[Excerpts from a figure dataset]
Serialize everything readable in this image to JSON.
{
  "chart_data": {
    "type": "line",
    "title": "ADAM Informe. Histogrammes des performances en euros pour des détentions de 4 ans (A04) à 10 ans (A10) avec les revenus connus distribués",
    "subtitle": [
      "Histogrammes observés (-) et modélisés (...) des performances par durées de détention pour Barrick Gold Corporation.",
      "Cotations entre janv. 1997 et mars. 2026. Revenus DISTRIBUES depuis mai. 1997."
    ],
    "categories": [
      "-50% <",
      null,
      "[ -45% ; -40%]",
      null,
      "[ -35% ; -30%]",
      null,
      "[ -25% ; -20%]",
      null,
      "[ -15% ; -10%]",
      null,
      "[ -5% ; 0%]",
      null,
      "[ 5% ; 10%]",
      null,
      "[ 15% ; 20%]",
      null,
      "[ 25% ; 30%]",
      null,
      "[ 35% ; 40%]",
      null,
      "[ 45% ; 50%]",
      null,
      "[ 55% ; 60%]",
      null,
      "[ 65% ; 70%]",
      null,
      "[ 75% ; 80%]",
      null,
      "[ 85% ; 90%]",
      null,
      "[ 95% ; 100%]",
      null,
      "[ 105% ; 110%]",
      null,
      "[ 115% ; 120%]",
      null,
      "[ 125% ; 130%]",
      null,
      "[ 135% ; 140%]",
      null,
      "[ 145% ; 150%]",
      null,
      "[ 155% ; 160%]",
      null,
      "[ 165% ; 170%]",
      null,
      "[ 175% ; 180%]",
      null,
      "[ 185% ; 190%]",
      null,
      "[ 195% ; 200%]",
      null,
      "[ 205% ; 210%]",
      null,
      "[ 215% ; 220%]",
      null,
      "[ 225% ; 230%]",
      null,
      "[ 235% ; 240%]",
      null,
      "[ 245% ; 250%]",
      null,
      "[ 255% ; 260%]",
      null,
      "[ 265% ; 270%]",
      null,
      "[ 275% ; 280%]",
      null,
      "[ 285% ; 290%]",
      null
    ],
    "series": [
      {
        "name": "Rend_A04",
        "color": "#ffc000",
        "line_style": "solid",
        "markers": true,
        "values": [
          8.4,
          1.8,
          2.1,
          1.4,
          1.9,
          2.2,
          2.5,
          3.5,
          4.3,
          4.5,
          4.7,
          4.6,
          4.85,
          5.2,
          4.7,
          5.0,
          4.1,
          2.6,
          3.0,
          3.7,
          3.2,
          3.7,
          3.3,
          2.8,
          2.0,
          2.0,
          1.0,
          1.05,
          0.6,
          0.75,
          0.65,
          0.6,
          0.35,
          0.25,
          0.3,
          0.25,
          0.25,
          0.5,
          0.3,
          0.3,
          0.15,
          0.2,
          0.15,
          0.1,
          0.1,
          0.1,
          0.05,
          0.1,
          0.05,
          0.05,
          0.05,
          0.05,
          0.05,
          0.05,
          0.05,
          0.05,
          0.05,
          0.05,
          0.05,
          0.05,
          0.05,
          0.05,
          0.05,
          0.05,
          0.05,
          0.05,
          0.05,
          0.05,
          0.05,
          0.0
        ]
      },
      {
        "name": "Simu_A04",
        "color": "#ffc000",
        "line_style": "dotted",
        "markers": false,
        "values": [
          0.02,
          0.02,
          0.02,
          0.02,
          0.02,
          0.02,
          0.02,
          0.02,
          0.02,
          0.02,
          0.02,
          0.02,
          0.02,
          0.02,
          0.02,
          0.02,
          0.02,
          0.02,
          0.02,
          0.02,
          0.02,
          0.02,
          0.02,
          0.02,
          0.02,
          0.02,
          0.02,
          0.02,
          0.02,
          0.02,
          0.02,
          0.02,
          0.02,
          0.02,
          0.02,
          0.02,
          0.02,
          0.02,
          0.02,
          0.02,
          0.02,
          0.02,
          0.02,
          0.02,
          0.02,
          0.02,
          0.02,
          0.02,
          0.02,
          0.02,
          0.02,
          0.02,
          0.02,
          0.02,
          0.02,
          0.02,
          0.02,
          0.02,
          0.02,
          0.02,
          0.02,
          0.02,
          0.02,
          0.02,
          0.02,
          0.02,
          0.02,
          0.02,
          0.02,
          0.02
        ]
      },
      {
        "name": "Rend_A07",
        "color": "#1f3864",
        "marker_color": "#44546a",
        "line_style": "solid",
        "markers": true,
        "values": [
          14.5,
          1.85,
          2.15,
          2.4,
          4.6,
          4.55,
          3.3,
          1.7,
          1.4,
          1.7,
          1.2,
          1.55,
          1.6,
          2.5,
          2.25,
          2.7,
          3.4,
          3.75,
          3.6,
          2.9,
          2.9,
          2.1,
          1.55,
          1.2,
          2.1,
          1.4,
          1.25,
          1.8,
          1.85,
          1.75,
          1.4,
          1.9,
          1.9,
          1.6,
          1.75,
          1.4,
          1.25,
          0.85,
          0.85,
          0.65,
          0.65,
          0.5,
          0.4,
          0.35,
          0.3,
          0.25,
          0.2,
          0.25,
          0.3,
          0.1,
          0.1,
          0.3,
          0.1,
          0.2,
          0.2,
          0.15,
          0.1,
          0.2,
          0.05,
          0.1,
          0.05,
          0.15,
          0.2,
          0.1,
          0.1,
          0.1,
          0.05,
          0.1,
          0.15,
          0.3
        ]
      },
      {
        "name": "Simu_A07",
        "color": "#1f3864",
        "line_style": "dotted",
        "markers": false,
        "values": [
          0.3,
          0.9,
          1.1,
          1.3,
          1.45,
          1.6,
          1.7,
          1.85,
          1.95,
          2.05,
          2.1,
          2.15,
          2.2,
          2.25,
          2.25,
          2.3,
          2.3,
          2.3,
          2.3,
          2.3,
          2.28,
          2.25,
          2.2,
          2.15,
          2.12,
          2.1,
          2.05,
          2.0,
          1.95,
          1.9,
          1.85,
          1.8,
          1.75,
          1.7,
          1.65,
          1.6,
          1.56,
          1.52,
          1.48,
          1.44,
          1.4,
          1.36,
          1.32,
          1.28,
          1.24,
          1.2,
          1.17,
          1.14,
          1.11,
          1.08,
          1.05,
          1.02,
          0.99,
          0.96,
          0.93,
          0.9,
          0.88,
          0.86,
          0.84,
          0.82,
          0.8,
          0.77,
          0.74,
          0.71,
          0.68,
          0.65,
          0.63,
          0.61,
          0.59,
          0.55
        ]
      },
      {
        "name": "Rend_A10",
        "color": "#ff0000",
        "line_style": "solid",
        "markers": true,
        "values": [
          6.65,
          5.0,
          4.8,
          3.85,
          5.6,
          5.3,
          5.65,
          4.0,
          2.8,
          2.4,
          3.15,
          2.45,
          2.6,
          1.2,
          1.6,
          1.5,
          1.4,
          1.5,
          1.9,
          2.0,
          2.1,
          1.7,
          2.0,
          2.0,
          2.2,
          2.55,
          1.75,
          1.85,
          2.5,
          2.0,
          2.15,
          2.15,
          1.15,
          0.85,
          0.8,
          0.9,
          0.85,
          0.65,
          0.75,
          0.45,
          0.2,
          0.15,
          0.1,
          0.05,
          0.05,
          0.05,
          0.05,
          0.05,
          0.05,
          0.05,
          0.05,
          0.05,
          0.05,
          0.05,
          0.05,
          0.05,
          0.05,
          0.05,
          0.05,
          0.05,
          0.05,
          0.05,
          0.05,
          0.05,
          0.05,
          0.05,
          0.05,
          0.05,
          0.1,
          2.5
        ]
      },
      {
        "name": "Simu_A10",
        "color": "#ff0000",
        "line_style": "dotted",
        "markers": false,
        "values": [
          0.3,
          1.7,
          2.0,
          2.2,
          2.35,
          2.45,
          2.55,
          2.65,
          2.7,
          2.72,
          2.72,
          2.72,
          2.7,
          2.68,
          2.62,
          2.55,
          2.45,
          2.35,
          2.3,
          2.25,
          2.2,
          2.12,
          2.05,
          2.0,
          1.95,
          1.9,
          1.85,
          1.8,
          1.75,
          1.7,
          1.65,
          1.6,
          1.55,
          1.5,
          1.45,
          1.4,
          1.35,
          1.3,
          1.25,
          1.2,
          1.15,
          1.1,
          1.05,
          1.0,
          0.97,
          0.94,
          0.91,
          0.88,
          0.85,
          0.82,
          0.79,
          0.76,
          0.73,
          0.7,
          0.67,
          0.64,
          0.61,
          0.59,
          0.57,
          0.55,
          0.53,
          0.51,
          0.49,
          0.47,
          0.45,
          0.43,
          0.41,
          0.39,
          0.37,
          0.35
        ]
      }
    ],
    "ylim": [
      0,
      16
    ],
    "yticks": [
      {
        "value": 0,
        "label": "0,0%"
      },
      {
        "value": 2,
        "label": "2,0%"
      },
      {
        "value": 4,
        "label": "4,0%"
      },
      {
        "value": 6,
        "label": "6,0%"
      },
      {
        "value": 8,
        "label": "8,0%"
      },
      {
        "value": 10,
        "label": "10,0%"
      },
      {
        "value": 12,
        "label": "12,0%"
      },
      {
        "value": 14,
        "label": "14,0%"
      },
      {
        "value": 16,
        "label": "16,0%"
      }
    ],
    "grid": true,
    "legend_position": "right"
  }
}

# Stated exercise:
Find all lines where the word "Histogrammes" appears. Copy them.

# Response:
    "title": "ADAM Informe. Histogrammes des performances en euros pour des détentions de 4 ans (A04) à 10 ans (A10) avec les revenus connus distribués",
      "Histogrammes observés (-) et modélisés (...) des performances par durées de détention pour Barrick Gold Corporation.",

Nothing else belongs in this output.